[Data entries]
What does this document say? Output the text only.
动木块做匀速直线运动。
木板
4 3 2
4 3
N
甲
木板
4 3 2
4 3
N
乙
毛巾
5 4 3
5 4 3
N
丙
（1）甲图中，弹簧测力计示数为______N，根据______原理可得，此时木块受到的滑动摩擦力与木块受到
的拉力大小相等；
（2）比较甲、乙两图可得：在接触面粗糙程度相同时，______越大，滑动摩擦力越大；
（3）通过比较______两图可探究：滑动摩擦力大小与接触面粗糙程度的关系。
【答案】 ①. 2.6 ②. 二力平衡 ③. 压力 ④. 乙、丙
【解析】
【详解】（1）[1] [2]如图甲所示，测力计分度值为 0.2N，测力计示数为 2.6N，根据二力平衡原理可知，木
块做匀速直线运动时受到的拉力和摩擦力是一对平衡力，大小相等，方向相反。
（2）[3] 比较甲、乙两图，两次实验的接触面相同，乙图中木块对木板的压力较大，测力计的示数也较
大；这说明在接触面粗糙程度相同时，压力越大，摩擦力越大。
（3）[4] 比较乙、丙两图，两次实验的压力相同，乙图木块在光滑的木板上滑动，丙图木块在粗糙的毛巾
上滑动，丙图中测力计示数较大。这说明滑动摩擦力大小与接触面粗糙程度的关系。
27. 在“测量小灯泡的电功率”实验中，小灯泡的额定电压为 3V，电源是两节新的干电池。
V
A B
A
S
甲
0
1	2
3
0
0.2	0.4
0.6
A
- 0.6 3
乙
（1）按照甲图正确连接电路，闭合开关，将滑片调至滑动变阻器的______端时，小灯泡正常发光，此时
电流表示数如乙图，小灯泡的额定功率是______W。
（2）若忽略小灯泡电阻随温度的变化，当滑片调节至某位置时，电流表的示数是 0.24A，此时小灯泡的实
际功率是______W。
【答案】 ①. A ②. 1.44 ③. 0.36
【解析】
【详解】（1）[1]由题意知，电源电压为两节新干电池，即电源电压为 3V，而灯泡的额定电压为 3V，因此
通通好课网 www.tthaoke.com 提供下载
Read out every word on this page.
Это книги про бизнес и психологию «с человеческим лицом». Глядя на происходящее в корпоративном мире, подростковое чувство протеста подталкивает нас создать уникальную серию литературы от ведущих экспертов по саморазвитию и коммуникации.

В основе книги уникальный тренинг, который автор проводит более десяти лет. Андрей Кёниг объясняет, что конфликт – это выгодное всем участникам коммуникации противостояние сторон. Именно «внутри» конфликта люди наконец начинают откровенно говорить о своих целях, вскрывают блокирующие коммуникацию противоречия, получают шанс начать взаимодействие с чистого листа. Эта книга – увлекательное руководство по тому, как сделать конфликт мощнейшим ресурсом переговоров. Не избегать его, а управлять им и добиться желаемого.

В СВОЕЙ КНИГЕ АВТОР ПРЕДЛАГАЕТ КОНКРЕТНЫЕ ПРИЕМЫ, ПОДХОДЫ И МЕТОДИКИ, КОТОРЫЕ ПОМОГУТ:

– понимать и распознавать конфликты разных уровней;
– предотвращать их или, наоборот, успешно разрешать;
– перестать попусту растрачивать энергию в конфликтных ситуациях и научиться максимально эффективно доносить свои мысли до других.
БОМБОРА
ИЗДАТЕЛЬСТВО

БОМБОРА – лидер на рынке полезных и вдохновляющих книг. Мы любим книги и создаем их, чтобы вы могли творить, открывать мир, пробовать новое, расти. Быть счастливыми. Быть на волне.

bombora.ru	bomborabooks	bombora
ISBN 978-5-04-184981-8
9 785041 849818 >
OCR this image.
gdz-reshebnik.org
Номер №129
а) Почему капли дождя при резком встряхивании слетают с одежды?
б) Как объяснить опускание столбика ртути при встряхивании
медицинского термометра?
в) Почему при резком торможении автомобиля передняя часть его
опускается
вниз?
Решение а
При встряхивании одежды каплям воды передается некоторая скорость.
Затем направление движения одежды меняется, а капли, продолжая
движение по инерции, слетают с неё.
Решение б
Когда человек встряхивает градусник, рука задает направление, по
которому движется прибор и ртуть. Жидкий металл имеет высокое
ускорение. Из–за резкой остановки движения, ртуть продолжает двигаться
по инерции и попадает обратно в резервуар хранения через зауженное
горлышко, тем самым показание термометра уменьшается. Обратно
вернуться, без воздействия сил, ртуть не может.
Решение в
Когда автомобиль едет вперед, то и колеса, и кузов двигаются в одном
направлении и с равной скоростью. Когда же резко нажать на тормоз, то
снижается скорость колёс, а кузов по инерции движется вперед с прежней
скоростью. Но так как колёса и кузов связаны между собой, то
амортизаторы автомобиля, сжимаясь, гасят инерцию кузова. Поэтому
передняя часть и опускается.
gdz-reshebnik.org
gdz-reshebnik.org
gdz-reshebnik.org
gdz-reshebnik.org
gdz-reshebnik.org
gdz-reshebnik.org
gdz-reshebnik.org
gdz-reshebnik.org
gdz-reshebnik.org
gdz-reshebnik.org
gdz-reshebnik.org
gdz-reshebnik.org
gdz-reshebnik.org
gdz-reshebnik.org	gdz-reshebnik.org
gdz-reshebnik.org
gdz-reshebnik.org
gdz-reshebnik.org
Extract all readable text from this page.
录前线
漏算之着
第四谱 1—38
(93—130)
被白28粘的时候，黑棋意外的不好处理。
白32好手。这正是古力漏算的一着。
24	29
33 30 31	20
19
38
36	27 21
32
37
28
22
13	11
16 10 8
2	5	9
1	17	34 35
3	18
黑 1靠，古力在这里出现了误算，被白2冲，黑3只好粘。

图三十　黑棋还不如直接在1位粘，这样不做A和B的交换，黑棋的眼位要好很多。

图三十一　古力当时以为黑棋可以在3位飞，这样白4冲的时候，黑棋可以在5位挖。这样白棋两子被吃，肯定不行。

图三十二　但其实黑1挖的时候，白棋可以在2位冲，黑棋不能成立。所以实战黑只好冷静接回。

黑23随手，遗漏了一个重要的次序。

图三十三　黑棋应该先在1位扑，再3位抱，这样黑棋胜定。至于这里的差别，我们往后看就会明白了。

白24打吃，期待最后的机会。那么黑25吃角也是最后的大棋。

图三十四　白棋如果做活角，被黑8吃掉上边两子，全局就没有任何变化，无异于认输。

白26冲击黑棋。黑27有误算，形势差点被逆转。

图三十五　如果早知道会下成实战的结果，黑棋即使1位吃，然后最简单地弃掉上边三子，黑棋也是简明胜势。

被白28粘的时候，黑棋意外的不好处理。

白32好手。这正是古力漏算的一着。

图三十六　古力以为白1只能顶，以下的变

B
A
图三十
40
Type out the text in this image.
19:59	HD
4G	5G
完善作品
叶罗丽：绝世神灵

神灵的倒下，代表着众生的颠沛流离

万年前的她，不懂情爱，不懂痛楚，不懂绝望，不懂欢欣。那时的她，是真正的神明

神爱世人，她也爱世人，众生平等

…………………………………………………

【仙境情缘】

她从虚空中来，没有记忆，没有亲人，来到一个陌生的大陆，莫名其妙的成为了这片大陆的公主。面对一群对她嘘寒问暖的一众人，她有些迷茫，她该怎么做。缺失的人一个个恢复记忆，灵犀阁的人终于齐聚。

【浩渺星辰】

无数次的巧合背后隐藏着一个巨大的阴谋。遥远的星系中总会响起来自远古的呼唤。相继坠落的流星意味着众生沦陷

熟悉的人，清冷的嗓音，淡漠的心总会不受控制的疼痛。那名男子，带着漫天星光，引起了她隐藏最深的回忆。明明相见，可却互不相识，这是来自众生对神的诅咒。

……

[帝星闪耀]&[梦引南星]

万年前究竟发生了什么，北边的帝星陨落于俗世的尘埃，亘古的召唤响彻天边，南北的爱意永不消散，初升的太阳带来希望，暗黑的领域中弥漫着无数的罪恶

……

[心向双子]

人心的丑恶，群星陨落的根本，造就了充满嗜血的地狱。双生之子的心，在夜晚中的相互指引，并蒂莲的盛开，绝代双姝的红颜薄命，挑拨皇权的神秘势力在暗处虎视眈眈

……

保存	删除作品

Do this:
Find the lines with the string "резком" and reproduce them.

Reply:
а) Почему капли дождя при резком встряхивании слетают с одежды?
в) Почему при резком торможении автомобиля передняя часть его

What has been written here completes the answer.